WHAT IS REQUIRED: Copy each line that holds "bylo".

Data records:

:::

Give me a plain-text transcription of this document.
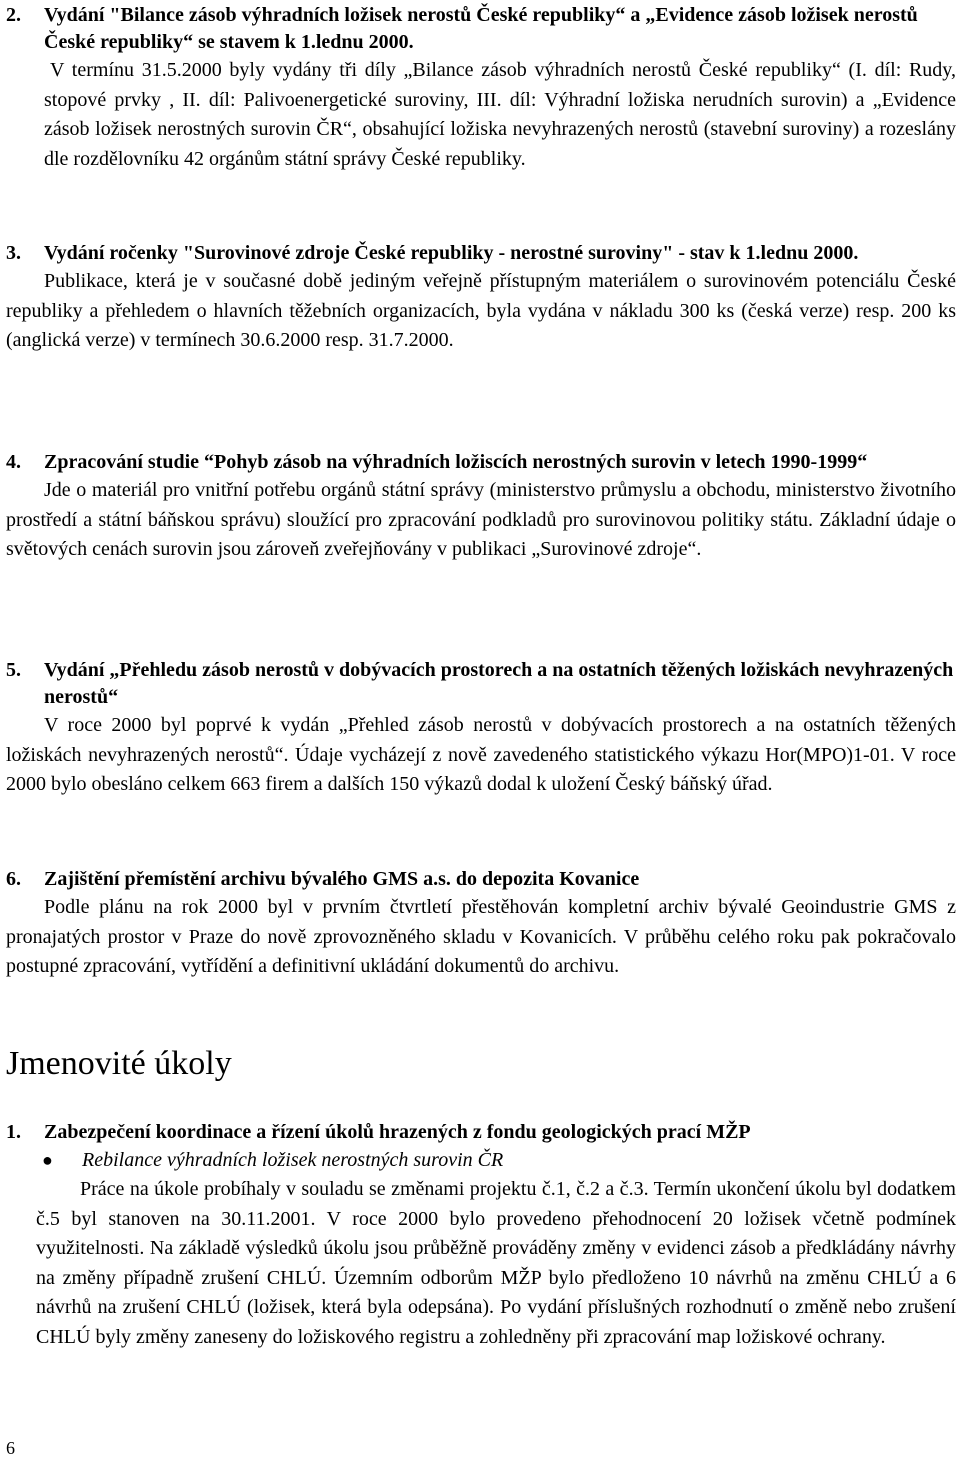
2.	Vydání "Bilance zásob výhradních ložisek nerostů České republiky“ a „Evidence zásob ložisek nerostů České republiky“ se stavem k 1.lednu 2000.

V termínu 31.5.2000 byly vydány tři díly „Bilance zásob výhradních nerostů České republiky“ (I. díl: Rudy, stopové prvky , II. díl: Palivoenergetické suroviny, III. díl: Výhradní ložiska nerudních surovin) a „Evidence zásob ložisek nerostných surovin ČR“, obsahující ložiska nevyhrazených nerostů (stavební suroviny) a rozeslány dle rozdělovníku 42 orgánům státní správy České republiky.

3.	Vydání ročenky "Surovinové zdroje České republiky - nerostné suroviny" - stav k 1.lednu 2000.

Publikace, která je v současné době jediným veřejně přístupným materiálem o surovinovém potenciálu České republiky a přehledem o hlavních těžebních organizacích, byla vydána v nákladu 300 ks (česká verze) resp. 200 ks (anglická verze) v termínech 30.6.2000 resp. 31.7.2000.

4.	Zpracování studie “Pohyb zásob na výhradních ložiscích nerostných surovin v letech 1990-1999“

Jde o materiál pro vnitřní potřebu orgánů státní správy (ministerstvo průmyslu a obchodu, ministerstvo životního prostředí a státní báňskou správu) sloužící pro zpracování podkladů pro surovinovou politiky státu. Základní údaje o světových cenách surovin jsou zároveň zveřejňovány v publikaci „Surovinové zdroje“.

5.	Vydání „Přehledu zásob nerostů v dobývacích prostorech a na ostatních těžených ložiskách nevyhrazených nerostů“

V roce 2000 byl poprvé k vydán „Přehled zásob nerostů v dobývacích prostorech a na ostatních těžených ložiskách nevyhrazených nerostů“. Údaje vycházejí z nově zavedeného statistického výkazu Hor(MPO)1-01. V roce 2000 bylo obesláno celkem 663 firem a dalších 150 výkazů dodal k uložení Český báňský úřad.

6.	Zajištění přemístění archivu bývalého GMS a.s. do depozita Kovanice

Podle plánu na rok 2000 byl v prvním čtvrtletí přestěhován kompletní archiv bývalé Geoindustrie GMS z pronajatých prostor v Praze do nově zprovozněného skladu v Kovanicích. V průběhu celého roku pak pokračovalo postupné zpracování, vytřídění a definitivní ukládání dokumentů do archivu.

Jmenovité úkoly
1.	Zabezpečení koordinace a řízení úkolů hrazených z fondu geologických prací MŽP
●	Rebilance výhradních ložisek nerostných surovin ČR

Práce na úkole probíhaly v souladu se změnami projektu č.1, č.2 a č.3. Termín ukončení úkolu byl dodatkem č.5 byl stanoven na 30.11.2001. V roce 2000 bylo provedeno přehodnocení 20 ložisek včetně podmínek využitelnosti. Na základě výsledků úkolu jsou průběžně prováděny změny v evidenci zásob a předkládány návrhy na změny případně zrušení CHLÚ. Územním odborům MŽP bylo předloženo 10 návrhů na změnu CHLÚ a 6 návrhů na zrušení CHLÚ (ložisek, která byla odepsána). Po vydání příslušných rozhodnutí o změně nebo zrušení CHLÚ byly změny zaneseny do ložiskového registru a zohledněny při zpracování map ložiskové ochrany.

6
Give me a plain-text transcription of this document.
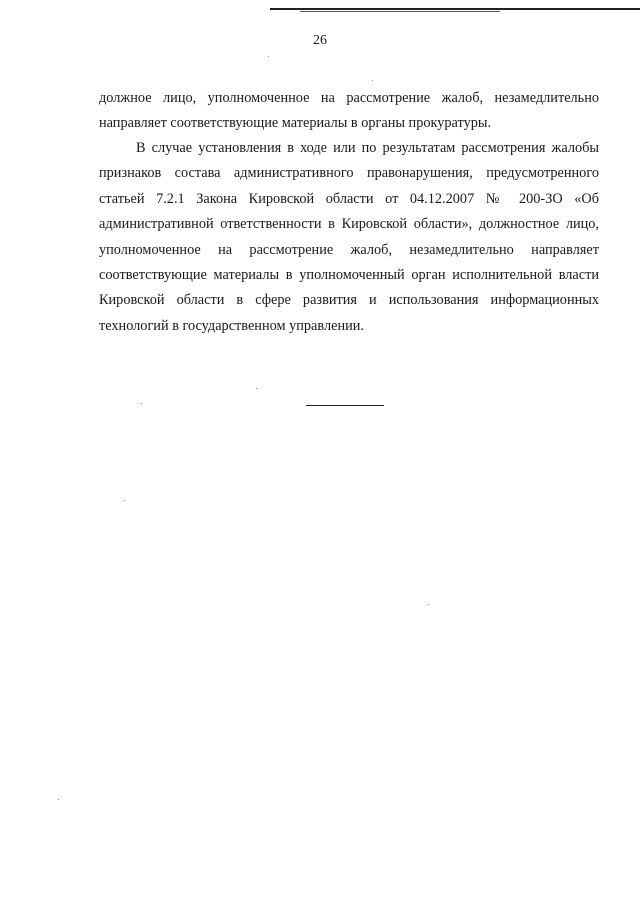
26

должное лицо, уполномоченное на рассмотрение жалоб, незамедлительно направляет соответствующие материалы в органы прокуратуры.

В случае установления в ходе или по результатам рассмотрения жалобы признаков состава административного правонарушения, предусмотренного статьей 7.2.1 Закона Кировской области от 04.12.2007 № 200-ЗО «Об административной ответственности в Кировской области», должностное лицо, уполномоченное на рассмотрение жалоб, незамедлительно направляет соответствующие материалы в уполномоченный орган исполнительной власти Кировской области в сфере развития и использования информационных технологий в государственном управлении.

:::

RESULT BELOW:
V roce 2000 byl poprvé k vydán „Přehled zásob nerostů v dobývacích prostorech a na ostatních těžených ložiskách nevyhrazených nerostů“. Údaje vycházejí z nově zavedeného statistického výkazu Hor(MPO)1-01. V roce 2000 bylo obesláno celkem 663 firem a dalších 150 výkazů dodal k uložení Český báňský úřad.
Práce na úkole probíhaly v souladu se změnami projektu č.1, č.2 a č.3. Termín ukončení úkolu byl dodatkem č.5 byl stanoven na 30.11.2001. V roce 2000 bylo provedeno přehodnocení 20 ložisek včetně podmínek využitelnosti. Na základě výsledků úkolu jsou průběžně prováděny změny v evidenci zásob a předkládány návrhy na změny případně zrušení CHLÚ. Územním odborům MŽP bylo předloženo 10 návrhů na změnu CHLÚ a 6 návrhů na zrušení CHLÚ (ložisek, která byla odepsána). Po vydání příslušných rozhodnutí o změně nebo zrušení CHLÚ byly změny zaneseny do ložiskového registru a zohledněny při zpracování map ložiskové ochrany.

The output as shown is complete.